EXERCISE DESCRIPTION
Copy every line, leaving nothing out and adding nothing.

[Stored entries]

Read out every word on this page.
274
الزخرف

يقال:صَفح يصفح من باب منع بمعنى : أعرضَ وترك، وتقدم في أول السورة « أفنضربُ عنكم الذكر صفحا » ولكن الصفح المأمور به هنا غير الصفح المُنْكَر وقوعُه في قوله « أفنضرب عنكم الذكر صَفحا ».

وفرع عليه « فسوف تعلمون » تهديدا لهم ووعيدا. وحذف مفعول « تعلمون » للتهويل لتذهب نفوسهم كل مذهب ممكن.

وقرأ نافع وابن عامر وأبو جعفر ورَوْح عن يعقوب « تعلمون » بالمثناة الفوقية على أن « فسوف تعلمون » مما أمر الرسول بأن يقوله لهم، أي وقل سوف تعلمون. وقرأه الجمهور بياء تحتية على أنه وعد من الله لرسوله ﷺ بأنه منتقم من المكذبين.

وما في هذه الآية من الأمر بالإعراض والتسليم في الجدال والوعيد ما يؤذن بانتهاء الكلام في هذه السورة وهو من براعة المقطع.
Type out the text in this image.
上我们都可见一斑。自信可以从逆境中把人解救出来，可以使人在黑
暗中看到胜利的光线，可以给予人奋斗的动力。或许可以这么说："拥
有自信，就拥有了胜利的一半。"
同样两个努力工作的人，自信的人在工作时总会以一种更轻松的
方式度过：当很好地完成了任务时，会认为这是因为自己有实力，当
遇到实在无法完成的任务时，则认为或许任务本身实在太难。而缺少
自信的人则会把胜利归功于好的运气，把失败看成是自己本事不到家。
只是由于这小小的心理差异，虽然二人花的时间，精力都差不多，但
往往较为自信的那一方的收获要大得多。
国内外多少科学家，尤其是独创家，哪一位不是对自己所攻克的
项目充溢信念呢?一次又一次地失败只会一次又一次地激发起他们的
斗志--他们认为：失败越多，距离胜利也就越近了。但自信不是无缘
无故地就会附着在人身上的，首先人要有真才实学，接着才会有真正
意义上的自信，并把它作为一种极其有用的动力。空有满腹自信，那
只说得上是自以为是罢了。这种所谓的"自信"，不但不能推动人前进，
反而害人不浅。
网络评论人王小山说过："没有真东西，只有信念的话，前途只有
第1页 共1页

FINISHED EXERCISE
Read out every word on this page.
274
الزخرف

يقال:صَفح يصفح من باب منع بمعنى : أعرضَ وترك، وتقدم في أول السورة « أفنضربُ عنكم الذكر صفحا » ولكن الصفح المأمور به هنا غير الصفح المُنْكَر وقوعُه في قوله « أفنضرب عنكم الذكر صَفحا ».

وفرع عليه « فسوف تعلمون » تهديدا لهم ووعيدا. وحذف مفعول « تعلمون » للتهويل لتذهب نفوسهم كل مذهب ممكن.

وقرأ نافع وابن عامر وأبو جعفر ورَوْح عن يعقوب « تعلمون » بالمثناة الفوقية على أن « فسوف تعلمون » مما أمر الرسول بأن يقوله لهم، أي وقل سوف تعلمون. وقرأه الجمهور بياء تحتية على أنه وعد من الله لرسوله ﷺ بأنه منتقم من المكذبين.

وما في هذه الآية من الأمر بالإعراض والتسليم في الجدال والوعيد ما يؤذن بانتهاء الكلام في هذه السورة وهو من براعة المقطع.
Type out the text in this image.
上我们都可见一斑。自信可以从逆境中把人解救出来，可以使人在黑
暗中看到胜利的光线，可以给予人奋斗的动力。或许可以这么说："拥
有自信，就拥有了胜利的一半。"
同样两个努力工作的人，自信的人在工作时总会以一种更轻松的
方式度过：当很好地完成了任务时，会认为这是因为自己有实力，当
遇到实在无法完成的任务时，则认为或许任务本身实在太难。而缺少
自信的人则会把胜利归功于好的运气，把失败看成是自己本事不到家。
只是由于这小小的心理差异，虽然二人花的时间，精力都差不多，但
往往较为自信的那一方的收获要大得多。
国内外多少科学家，尤其是独创家，哪一位不是对自己所攻克的
项目充溢信念呢?一次又一次地失败只会一次又一次地激发起他们的
斗志--他们认为：失败越多，距离胜利也就越近了。但自信不是无缘
无故地就会附着在人身上的，首先人要有真才实学，接着才会有真正
意义上的自信，并把它作为一种极其有用的动力。空有满腹自信，那
只说得上是自以为是罢了。这种所谓的"自信"，不但不能推动人前进，
反而害人不浅。
网络评论人王小山说过："没有真东西，只有信念的话，前途只有
第1页 共1页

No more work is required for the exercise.